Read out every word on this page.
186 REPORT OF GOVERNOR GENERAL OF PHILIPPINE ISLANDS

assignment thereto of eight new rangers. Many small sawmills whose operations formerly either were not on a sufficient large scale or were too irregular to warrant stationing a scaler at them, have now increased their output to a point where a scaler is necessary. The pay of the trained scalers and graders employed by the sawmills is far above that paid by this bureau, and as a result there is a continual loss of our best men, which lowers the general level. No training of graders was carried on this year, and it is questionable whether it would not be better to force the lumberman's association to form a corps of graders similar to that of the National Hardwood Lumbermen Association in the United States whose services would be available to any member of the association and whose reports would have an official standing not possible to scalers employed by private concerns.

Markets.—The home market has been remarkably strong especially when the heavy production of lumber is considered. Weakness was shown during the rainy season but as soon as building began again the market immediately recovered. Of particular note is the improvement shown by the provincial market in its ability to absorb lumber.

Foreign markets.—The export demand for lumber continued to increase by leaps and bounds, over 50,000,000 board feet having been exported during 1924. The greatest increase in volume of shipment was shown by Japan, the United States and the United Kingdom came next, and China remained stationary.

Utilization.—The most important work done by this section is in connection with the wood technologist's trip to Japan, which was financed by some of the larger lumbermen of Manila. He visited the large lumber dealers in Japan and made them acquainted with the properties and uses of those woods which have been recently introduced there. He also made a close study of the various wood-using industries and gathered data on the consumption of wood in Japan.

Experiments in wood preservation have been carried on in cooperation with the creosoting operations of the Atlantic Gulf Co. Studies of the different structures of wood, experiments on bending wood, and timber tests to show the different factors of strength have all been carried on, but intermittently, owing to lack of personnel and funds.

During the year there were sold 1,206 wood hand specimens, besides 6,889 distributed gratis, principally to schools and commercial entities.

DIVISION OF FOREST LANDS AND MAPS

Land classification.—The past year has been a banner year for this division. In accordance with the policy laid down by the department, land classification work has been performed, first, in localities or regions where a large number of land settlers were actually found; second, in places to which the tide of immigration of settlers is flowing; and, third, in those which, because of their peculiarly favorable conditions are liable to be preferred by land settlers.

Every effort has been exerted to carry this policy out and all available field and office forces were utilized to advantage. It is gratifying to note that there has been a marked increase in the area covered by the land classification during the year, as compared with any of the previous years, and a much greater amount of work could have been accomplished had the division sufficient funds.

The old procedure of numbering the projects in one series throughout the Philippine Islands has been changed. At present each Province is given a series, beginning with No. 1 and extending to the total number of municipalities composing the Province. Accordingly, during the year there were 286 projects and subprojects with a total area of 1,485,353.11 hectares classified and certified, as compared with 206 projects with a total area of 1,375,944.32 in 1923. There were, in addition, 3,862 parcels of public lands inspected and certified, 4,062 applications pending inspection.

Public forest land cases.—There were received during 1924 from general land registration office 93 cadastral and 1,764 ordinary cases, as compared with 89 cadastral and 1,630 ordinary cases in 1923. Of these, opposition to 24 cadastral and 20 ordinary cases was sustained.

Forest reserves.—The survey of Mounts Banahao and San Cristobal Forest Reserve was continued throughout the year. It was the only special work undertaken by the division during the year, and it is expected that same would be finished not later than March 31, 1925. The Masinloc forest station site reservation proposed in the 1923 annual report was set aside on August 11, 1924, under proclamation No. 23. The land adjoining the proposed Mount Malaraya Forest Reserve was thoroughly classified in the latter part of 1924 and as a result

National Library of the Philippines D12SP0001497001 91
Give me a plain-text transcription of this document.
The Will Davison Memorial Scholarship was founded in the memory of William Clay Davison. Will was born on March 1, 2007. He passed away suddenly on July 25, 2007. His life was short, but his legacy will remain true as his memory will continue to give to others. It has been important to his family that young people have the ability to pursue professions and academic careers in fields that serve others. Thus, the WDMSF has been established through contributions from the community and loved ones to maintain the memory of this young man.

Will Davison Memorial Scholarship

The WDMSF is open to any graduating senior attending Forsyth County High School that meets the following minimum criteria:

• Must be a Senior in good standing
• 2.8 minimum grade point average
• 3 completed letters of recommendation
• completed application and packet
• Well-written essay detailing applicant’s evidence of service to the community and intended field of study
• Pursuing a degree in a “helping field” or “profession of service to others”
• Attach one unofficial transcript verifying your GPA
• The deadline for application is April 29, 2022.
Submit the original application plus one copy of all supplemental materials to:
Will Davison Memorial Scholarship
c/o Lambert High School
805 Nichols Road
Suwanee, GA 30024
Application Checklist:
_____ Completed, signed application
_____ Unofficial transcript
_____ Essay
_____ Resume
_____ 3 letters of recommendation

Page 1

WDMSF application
########################################
WHAT IS NEEDED → Extract every line that has the string "High" in it.

WRITTEN ANSWER →
The WDMSF is open to any graduating senior attending Forsyth County High School that meets the following minimum criteria:
c/o Lambert High School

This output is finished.